Aldous Huxley : Georges de Latour and Géricault
Extracts from :
Aldous Huxley
The Doors of Perception
Heaven and Hell
(1954)
Georges de Latour
Painter in ordinary, first to the Duke of his native Lorraine and later to the King of France, Georges de Latour was treated, during his lifetime, as the great artist he so manifestly was.
With the accession of Louis XIV and the rise, the deliberate cultivation, of a new art of Versailles, aristocratic in subject matter and lucidly classical in style, the reputation of this once famous man suffered an eclipse so complete that, within a couple of generations, his very name had been forgotten, and his surviving paintings came to be attributed to the Le Nains, to Honthorst, to Zurbaran, to Murillo, even to Velazquez. The rediscovery of Latour began in 1915 and was virtually complete by 1934, when the Louvre organized a notable exhibition of “The Painters of Reality.” Ignored for nearly three hundred years, one of the greatest of French painters had come back to claim his rights.

Tasks to carry out:
1. According to the Georges de Latour extract, in what year did the rediscovery of Latour begin?
2. For each statement, say whether it agrees with the Georges de Latour extract, and quote the words that decide it. (a) Latour was painter in ordinary to the King of France. (b) The Louvre held its exhibition of "The Painters of Reality" in 1915. (c) Some of Latour's surviving paintings came to be attributed to Velazquez.
3. Please continue the Georges de Latour extract from the point where it stops.

Given information:

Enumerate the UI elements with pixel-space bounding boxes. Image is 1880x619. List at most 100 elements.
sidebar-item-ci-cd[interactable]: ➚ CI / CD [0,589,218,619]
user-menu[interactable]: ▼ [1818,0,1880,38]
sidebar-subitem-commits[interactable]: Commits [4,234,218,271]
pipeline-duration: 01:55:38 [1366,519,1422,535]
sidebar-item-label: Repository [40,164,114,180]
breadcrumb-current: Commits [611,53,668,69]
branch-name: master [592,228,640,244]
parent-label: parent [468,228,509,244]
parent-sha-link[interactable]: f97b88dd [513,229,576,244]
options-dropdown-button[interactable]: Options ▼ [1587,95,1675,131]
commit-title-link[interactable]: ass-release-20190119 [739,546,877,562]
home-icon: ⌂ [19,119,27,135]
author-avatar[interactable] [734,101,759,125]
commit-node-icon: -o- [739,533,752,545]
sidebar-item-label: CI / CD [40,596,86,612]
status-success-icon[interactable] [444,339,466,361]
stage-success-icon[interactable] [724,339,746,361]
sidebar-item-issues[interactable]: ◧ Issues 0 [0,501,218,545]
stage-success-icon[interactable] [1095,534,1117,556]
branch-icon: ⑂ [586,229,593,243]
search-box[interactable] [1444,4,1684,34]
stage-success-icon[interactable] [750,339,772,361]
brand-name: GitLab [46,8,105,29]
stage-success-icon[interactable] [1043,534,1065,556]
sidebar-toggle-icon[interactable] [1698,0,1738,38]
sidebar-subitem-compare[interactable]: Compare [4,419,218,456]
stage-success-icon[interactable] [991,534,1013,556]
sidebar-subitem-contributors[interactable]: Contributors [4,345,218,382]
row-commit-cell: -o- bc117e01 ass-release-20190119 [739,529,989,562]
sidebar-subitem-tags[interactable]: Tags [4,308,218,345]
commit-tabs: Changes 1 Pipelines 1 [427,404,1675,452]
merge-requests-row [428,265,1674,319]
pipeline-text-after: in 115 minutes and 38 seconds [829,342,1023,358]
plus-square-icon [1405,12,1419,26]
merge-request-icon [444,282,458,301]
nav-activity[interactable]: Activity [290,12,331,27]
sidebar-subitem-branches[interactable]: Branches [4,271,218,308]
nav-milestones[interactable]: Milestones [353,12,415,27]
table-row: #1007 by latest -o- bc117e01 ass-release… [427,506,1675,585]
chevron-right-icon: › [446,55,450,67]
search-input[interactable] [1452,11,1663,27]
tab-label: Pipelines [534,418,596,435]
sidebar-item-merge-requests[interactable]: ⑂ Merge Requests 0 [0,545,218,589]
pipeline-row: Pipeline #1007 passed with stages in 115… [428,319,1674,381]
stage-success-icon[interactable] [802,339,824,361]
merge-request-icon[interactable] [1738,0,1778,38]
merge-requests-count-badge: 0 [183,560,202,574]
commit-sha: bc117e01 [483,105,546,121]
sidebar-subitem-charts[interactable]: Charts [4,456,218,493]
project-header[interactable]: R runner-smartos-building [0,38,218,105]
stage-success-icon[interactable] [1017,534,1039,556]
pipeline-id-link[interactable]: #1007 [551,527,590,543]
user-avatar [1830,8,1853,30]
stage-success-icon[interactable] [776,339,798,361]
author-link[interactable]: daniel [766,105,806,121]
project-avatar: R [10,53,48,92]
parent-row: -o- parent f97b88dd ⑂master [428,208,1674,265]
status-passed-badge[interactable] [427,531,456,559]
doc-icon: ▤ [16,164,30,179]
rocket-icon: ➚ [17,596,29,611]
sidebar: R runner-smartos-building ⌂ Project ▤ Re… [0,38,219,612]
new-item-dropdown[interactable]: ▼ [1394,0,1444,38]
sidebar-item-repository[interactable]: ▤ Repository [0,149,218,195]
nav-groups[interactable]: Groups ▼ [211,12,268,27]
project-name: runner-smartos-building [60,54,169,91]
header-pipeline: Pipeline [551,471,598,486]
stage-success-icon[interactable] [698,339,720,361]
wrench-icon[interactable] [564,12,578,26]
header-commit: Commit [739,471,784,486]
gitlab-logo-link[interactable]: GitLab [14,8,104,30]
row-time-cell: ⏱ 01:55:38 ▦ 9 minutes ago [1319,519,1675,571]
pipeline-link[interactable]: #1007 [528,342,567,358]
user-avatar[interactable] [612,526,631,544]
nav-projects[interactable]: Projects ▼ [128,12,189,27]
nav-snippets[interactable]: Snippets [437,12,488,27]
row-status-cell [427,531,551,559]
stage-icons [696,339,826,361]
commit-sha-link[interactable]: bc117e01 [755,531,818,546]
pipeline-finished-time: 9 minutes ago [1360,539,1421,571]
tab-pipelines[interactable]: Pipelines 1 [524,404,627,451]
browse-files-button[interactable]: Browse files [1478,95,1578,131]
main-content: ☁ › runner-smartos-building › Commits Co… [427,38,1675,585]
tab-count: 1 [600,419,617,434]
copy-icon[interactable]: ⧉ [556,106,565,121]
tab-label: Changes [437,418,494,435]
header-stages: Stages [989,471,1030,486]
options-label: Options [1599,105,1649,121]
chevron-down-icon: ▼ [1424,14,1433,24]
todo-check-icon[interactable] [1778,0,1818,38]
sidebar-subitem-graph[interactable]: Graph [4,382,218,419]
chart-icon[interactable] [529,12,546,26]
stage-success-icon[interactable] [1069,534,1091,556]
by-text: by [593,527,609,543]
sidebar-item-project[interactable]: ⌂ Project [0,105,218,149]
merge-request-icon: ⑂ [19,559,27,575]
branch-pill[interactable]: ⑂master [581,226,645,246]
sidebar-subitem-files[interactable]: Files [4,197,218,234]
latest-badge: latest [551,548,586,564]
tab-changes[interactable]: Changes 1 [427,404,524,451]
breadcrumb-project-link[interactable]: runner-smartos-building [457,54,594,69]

The results:
1. In 1915.

2.
(a) Yes: "first to the Duke of his native Lorraine and later to the King of France"
(b) No: "virtually complete by 1934, when the Louvre organized a notable exhibition of “The Painters of Reality.”"
(c) Yes: "to Murillo, even to Velazquez"

3.
The Magdalen with the Smoking Flame, circa 1635-37
Georges de Latour was one of those extroverted visionaries, whose art faithfully reflects certain aspects of the outer world, but reflects them in a state of transfigurement, so that every meanest particular becomes intrinsically significant, a manifestation of the absolute.
The Penitent Magdalen, 1640
Most of his compositions are of figures seen by the light of a single candle. A single candle, as Caravaggio and the Spaniards had shown, can give rise to the most enormous theatrical effects. But Latour took no interest in theatrical effects. There is nothing dramatic in his pictures, nothing tragic or pathetic or grotesque, no representation of action, no appeal to the sort of emotions, which people go to the theater to have excited and then appeased. His personages are essentially static. They never do anything; they are simply there in the same way in which a granite Pharaoh is there, or a bodhisattva from Khmer, or one of Piero’s flat-footed angels.
A Young Singer 1645
And the single candle is used, in every case, to stress this intense but unexcited, impersonal thereness. By exhibiting common things in an uncommon light, its flame makes manifest the living mystery and inexplicable marvel of mere existence. There is so little religiosity in the paintings that in many cases it is impossible to decide whether we are confronted by an illustration to the Bible or a study of models by candlelight.
Is the “Nativity” at Rennes the nativity, or merely a nativity ?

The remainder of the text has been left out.